[What to produce]: Check each line of the material below for "color". Report how many have it, with no other words.

[Records]:
= = = = = = =

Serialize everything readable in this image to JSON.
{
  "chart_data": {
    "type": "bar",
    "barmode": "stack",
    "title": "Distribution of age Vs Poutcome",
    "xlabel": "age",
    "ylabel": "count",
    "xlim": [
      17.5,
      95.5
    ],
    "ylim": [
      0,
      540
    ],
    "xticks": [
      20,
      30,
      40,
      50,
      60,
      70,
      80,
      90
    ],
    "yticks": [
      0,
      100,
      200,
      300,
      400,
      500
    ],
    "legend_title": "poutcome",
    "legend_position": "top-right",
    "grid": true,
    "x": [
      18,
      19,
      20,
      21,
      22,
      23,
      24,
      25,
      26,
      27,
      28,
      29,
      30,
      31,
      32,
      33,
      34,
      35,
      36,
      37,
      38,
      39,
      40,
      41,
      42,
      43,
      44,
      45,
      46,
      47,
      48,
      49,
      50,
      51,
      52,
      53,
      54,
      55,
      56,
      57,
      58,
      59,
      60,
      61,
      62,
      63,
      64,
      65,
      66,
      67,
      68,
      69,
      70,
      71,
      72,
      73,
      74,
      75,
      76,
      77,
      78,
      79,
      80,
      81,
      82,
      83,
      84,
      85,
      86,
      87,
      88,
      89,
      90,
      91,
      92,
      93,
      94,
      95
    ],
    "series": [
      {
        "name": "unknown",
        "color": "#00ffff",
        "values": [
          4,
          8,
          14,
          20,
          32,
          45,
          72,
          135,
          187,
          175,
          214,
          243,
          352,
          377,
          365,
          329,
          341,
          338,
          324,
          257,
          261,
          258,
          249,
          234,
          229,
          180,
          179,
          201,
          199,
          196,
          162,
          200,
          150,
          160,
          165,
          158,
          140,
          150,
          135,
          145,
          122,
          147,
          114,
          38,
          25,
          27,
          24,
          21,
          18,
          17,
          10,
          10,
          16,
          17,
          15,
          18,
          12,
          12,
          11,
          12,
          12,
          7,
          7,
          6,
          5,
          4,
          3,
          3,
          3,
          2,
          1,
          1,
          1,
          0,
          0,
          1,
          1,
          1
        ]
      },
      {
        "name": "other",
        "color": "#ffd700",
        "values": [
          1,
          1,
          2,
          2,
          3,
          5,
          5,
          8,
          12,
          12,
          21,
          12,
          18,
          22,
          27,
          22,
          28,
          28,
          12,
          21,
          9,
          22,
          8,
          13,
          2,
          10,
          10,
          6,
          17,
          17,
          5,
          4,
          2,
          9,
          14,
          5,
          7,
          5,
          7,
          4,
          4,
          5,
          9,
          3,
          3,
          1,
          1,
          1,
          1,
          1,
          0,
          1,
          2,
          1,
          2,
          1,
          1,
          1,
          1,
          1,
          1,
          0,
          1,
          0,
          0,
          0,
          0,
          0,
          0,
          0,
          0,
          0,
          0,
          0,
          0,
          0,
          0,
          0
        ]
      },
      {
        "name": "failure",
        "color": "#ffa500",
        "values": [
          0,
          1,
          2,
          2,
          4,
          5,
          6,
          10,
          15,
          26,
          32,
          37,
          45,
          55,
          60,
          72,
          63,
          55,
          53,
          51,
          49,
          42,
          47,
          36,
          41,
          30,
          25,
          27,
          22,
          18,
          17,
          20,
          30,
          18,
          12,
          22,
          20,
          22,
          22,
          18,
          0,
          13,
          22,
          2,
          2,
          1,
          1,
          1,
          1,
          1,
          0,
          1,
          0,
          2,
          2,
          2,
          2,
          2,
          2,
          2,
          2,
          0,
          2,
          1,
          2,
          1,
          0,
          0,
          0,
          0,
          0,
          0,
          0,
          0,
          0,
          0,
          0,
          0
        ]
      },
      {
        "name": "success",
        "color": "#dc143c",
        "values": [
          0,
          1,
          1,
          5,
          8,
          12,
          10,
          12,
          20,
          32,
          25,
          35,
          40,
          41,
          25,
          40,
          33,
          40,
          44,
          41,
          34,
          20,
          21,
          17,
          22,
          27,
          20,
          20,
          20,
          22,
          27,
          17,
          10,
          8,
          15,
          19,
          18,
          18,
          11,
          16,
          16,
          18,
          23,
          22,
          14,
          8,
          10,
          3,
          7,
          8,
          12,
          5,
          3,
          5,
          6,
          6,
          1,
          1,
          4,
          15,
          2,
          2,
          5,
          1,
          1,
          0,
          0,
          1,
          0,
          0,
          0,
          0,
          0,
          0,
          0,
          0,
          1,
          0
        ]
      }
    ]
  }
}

= = = = = = =

[Correct answer]: 4